[EXTRACTED TEXT]
··········
When you say do I enjoy having my work represented by others, I don’t really quite know what you mean.
What I mean is, you are not out there making the sales, you are not going to the craft shows, you are not trying to sell it online. You have someone else who is purely doing all the representation for you and making the sales.
Before I sold at my daughter’s cafe I did craft fairs and I really have admiration for potters who do, you know, regularly go to craft fairs because it is hard work. I mean, you have to get your stuff there, and pack it all up and it is breakable stuff so you have to take it carefully and you have to have the means to get it there and you have to be strong to pick up all the boxes, etc. etc. And then you have to stand there while people look at your stuff and I found that really embarrassing actually. I found it really uncomfortable taking money from people for things I have made. It is a strange contrast, yes, I want my things to be sold in person, but I don’t want to be the one who is there taking their money. I am not a sales person, at all. So yes, it is wonderful to not have to do that anymore.
At what point did you decide that you were no longer going to sell your work at all and that your daughter was going to do it all?
Well, basically it was selling out at the cafe so quickly that I wasn’t able to…I didn’t have time to make enough for nay of the markets really because I would get a message saying the cafe was sold out of mugs, could you make some more. This would happen all the time. So I suppose that was the driver, I didn’t need to because I wouldn’t have been able to make enough to do those as well. Yeah, it really suits me because I love making, I love designing, I love creating, and it is so exciting when you open your kiln to a finished piece when you have tried a new style or tried a new glaze, and it’s worked! That is such an exciting thing to have that thrill maybe once a week. That’s what I am about. So I am so pleased that I don’t have to and I am so grateful to my daughter and her partner for taking that burden off me.
If this were not your daughter, do you think this could work outside of your family relationship? Could you do this with someone else?
I have actually done it, there is a very lovely independent shop in Oxford whom I sadly had to turn down in the last few years, who when I was starting out, did that same thing. She would sell my work for me and similarly was really great. It is different with the Albatross because we developed it together and I have developed more things that would complement that range and it just feels a wonderful opportunity to have an outlet where they have integrity and fit in with the environment. It just feels right.
Does having it in a cafe rather than a gallery work better for selling out because people are actually experiencing the work while they eat and while they drink?
I think so. I mean, who knows, I think that’s the case. There is an area in the cafe that has my pottery and then they bring it to the counter to pay for it. Nobody is standing there telling them anything about it or selling it to them. It sells itself. but what happens when the shelves are sold out the girls who work in the cafe will frequently be asked,Do you sell these cups? Can I buy one of these? So yes, I design my cups so that people can have this real physical experience, and feel what they like and see them function and enjoy them.
··········
[DATASET CONTENT]
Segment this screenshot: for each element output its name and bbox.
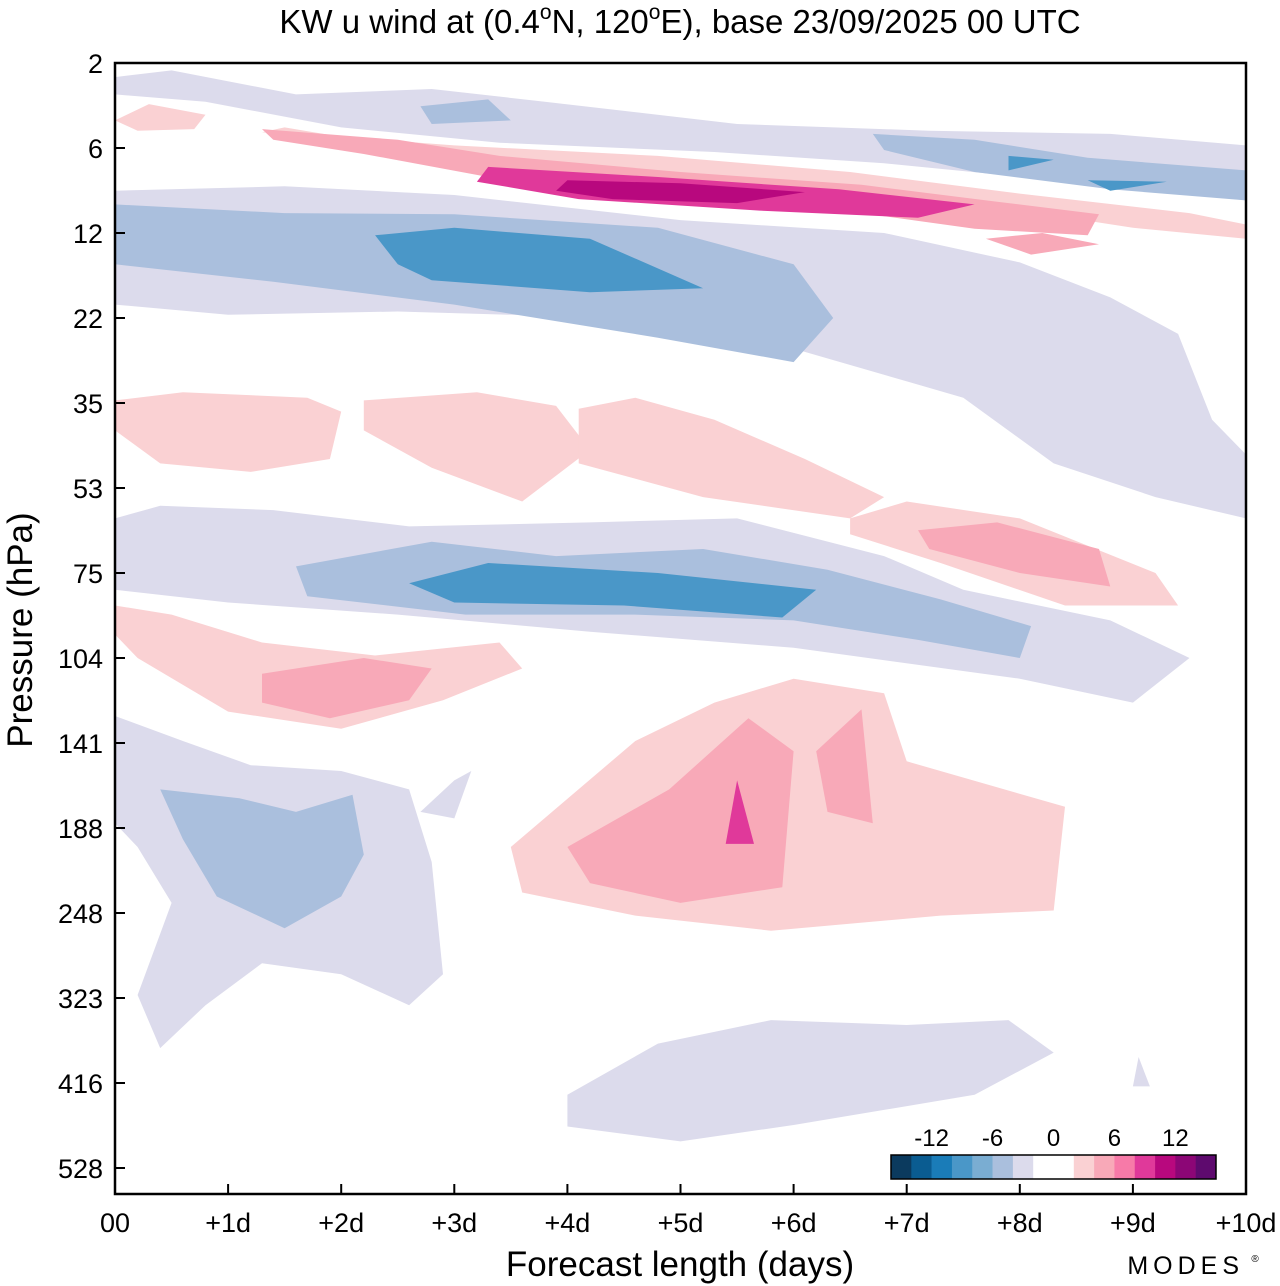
··········
[SHORT EXERCISE] Copy the pottery interview starting at "I think so." and ending at "and enjoy them.", renaming "counter" as "register". The data stands apart from the pottery interview.

[CORRECT RESPONSE]
I think so. I mean, who knows, I think that’s the case. There is an area in the cafe that has my pottery and then they bring it to the register to pay for it. Nobody is standing there telling them anything about it or selling it to them. It sells itself. but what happens when the shelves are sold out the girls who work in the cafe will frequently be asked,Do you sell these cups? Can I buy one of these? So yes, I design my cups so that people can have this real physical experience, and feel what they like and see them function and enjoy them.